**YOUR INSTRUCTIONS:** Please update the entries below by changing "Patent image size" to "Drawing dimensions" everywhere it appears and keeping all other text the same. Leave the pictures out of your answer.

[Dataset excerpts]
=-=-=

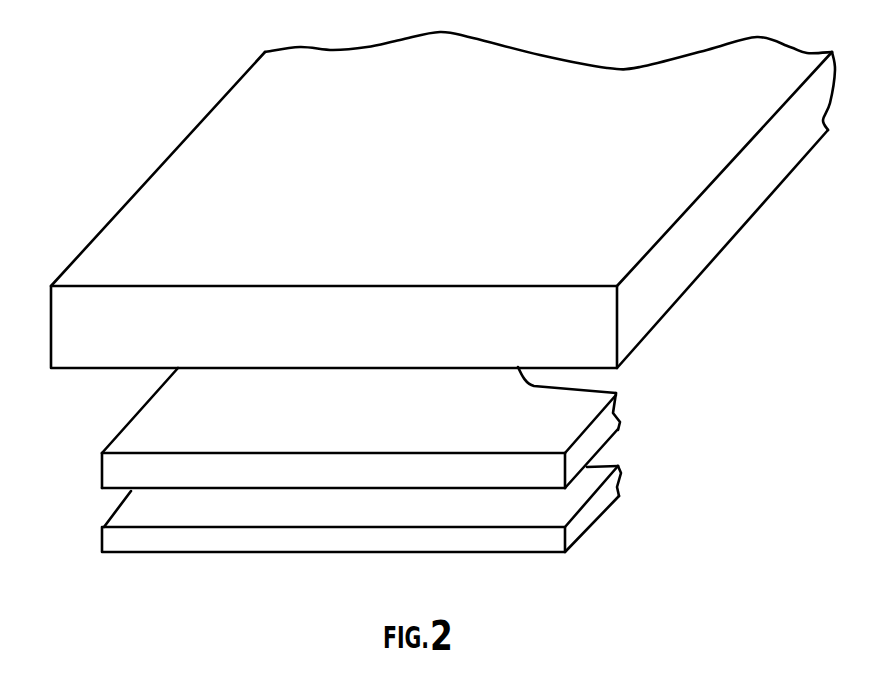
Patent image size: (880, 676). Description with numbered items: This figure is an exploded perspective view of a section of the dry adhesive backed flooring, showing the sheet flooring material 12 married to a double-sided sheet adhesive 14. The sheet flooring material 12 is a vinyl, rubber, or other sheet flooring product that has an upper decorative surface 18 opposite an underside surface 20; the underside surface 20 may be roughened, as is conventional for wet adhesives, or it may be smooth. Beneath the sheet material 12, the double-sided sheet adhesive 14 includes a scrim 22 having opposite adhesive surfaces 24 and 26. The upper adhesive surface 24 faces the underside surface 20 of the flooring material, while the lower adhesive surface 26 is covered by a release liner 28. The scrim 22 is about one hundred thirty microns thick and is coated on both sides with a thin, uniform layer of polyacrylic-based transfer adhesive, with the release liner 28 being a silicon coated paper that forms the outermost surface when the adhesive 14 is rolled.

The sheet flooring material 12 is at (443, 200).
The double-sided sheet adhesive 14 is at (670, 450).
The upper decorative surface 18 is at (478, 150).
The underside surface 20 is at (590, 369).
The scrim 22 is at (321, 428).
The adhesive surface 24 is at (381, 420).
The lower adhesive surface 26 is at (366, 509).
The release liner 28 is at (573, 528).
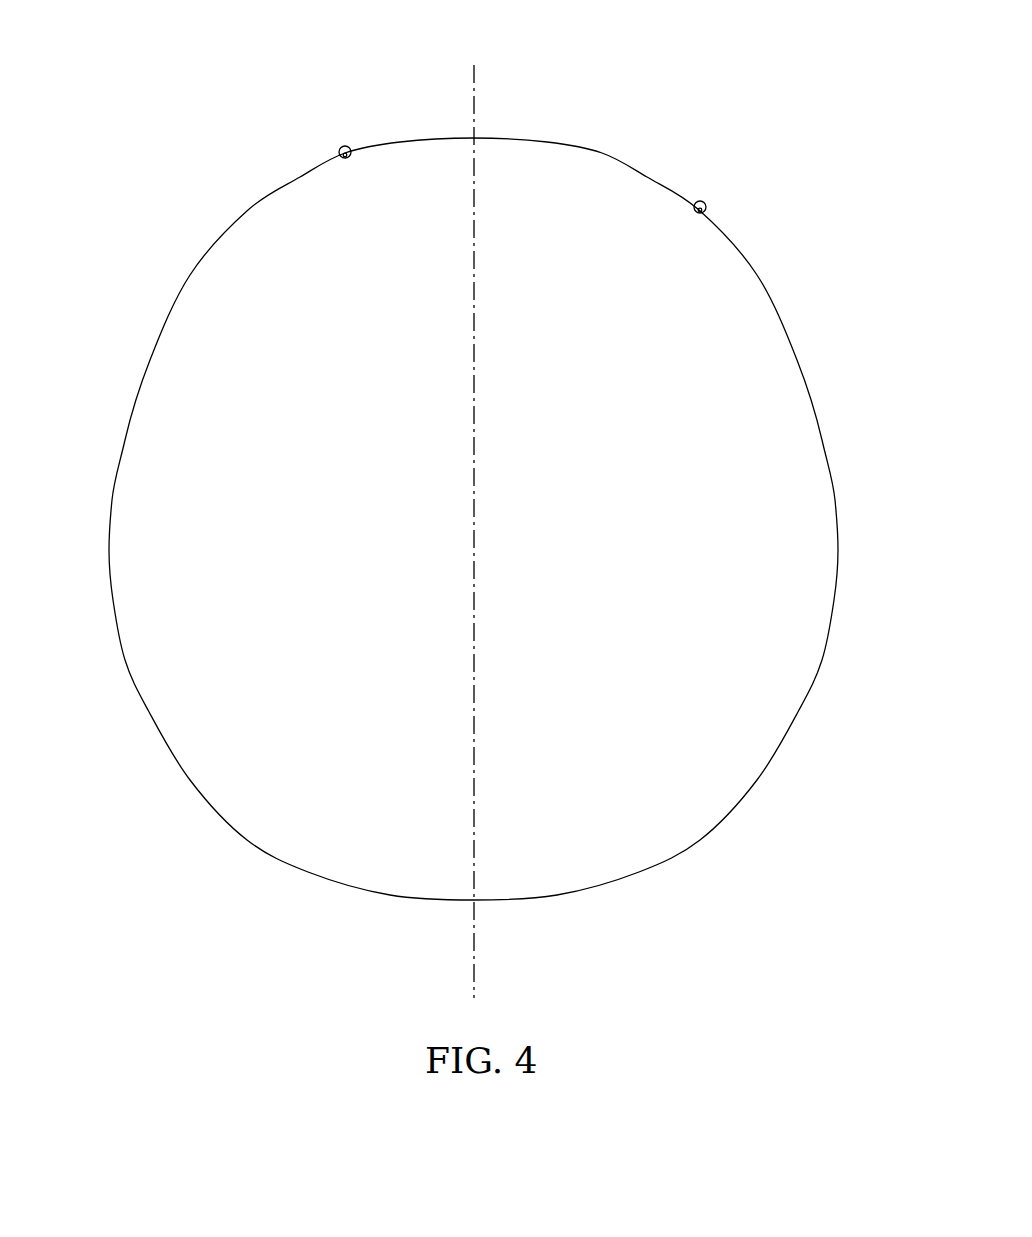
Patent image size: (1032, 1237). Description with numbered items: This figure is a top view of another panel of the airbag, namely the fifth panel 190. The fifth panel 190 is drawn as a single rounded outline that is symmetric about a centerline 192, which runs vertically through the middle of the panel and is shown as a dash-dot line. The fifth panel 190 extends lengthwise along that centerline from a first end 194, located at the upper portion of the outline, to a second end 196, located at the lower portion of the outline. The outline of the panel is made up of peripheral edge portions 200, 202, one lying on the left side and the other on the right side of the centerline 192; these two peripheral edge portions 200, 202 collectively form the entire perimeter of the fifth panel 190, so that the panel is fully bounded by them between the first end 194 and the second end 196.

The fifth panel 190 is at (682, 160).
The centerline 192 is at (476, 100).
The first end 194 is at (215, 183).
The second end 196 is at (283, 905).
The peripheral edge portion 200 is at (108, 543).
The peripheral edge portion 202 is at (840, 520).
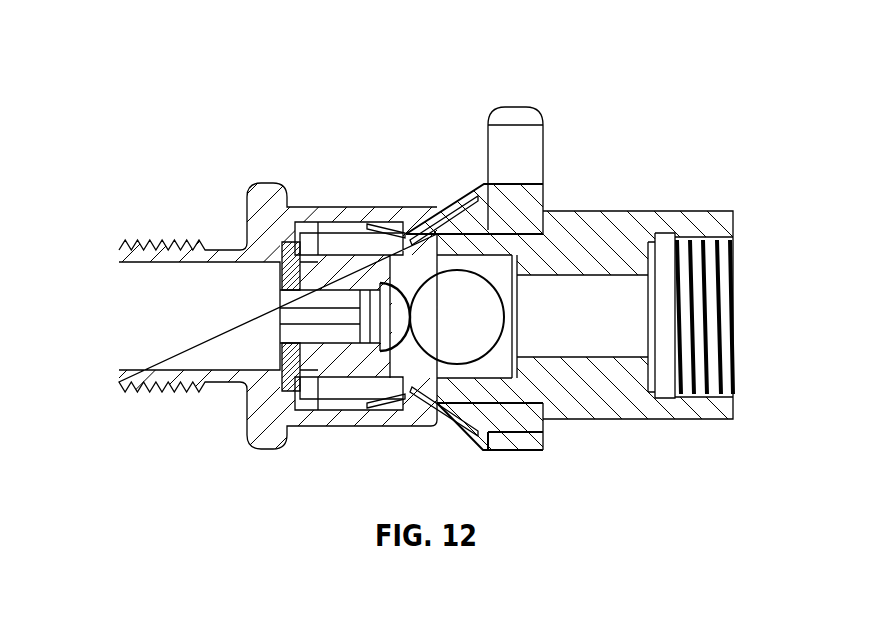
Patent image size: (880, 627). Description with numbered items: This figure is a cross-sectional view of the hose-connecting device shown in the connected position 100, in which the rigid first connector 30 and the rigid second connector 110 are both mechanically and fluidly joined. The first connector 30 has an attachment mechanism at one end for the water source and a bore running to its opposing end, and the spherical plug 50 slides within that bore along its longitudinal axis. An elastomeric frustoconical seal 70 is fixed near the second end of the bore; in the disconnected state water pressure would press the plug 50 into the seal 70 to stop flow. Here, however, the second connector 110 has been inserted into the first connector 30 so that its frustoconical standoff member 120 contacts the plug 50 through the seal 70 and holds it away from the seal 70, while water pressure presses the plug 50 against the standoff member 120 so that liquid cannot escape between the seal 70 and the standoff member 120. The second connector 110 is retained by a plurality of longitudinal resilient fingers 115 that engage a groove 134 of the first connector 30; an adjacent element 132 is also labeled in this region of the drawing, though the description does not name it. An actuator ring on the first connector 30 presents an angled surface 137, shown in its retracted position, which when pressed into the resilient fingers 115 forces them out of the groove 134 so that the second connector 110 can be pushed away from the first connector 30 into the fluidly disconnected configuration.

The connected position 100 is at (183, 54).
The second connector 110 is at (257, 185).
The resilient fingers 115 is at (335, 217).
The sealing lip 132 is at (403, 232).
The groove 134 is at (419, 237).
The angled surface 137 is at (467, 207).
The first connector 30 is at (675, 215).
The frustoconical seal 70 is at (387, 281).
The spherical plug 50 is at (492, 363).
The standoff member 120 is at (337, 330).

=-=-=

**EXERCISE OUTPUT:**
Drawing dimensions: (880, 676). Description with numbered items: This figure is an exploded perspective view of a section of the dry adhesive backed flooring, showing the sheet flooring material 12 married to a double-sided sheet adhesive 14. The sheet flooring material 12 is a vinyl, rubber, or other sheet flooring product that has an upper decorative surface 18 opposite an underside surface 20; the underside surface 20 may be roughened, as is conventional for wet adhesives, or it may be smooth. Beneath the sheet material 12, the double-sided sheet adhesive 14 includes a scrim 22 having opposite adhesive surfaces 24 and 26. The upper adhesive surface 24 faces the underside surface 20 of the flooring material, while the lower adhesive surface 26 is covered by a release liner 28. The scrim 22 is about one hundred thirty microns thick and is coated on both sides with a thin, uniform layer of polyacrylic-based transfer adhesive, with the release liner 28 being a silicon coated paper that forms the outermost surface when the adhesive 14 is rolled.

The sheet flooring material 12 is at (443, 200).
The double-sided sheet adhesive 14 is at (670, 450).
The upper decorative surface 18 is at (478, 150).
The underside surface 20 is at (590, 369).
The scrim 22 is at (321, 428).
The adhesive surface 24 is at (381, 420).
The lower adhesive surface 26 is at (366, 509).
The release liner 28 is at (573, 528).
Drawing dimensions: (1032, 1237). Description with numbered items: This figure is a top view of another panel of the airbag, namely the fifth panel 190. The fifth panel 190 is drawn as a single rounded outline that is symmetric about a centerline 192, which runs vertically through the middle of the panel and is shown as a dash-dot line. The fifth panel 190 extends lengthwise along that centerline from a first end 194, located at the upper portion of the outline, to a second end 196, located at the lower portion of the outline. The outline of the panel is made up of peripheral edge portions 200, 202, one lying on the left side and the other on the right side of the centerline 192; these two peripheral edge portions 200, 202 collectively form the entire perimeter of the fifth panel 190, so that the panel is fully bounded by them between the first end 194 and the second end 196.

The fifth panel 190 is at (682, 160).
The centerline 192 is at (476, 100).
The first end 194 is at (215, 183).
The second end 196 is at (283, 905).
The peripheral edge portion 200 is at (108, 543).
The peripheral edge portion 202 is at (840, 520).
Drawing dimensions: (880, 627). Description with numbered items: This figure is a cross-sectional view of the hose-connecting device shown in the connected position 100, in which the rigid first connector 30 and the rigid second connector 110 are both mechanically and fluidly joined. The first connector 30 has an attachment mechanism at one end for the water source and a bore running to its opposing end, and the spherical plug 50 slides within that bore along its longitudinal axis. An elastomeric frustoconical seal 70 is fixed near the second end of the bore; in the disconnected state water pressure would press the plug 50 into the seal 70 to stop flow. Here, however, the second connector 110 has been inserted into the first connector 30 so that its frustoconical standoff member 120 contacts the plug 50 through the seal 70 and holds it away from the seal 70, while water pressure presses the plug 50 against the standoff member 120 so that liquid cannot escape between the seal 70 and the standoff member 120. The second connector 110 is retained by a plurality of longitudinal resilient fingers 115 that engage a groove 134 of the first connector 30; an adjacent element 132 is also labeled in this region of the drawing, though the description does not name it. An actuator ring on the first connector 30 presents an angled surface 137, shown in its retracted position, which when pressed into the resilient fingers 115 forces them out of the groove 134 so that the second connector 110 can be pushed away from the first connector 30 into the fluidly disconnected configuration.

The connected position 100 is at (183, 54).
The second connector 110 is at (257, 185).
The resilient fingers 115 is at (335, 217).
The sealing lip 132 is at (403, 232).
The groove 134 is at (419, 237).
The angled surface 137 is at (467, 207).
The first connector 30 is at (675, 215).
The frustoconical seal 70 is at (387, 281).
The spherical plug 50 is at (492, 363).
The standoff member 120 is at (337, 330).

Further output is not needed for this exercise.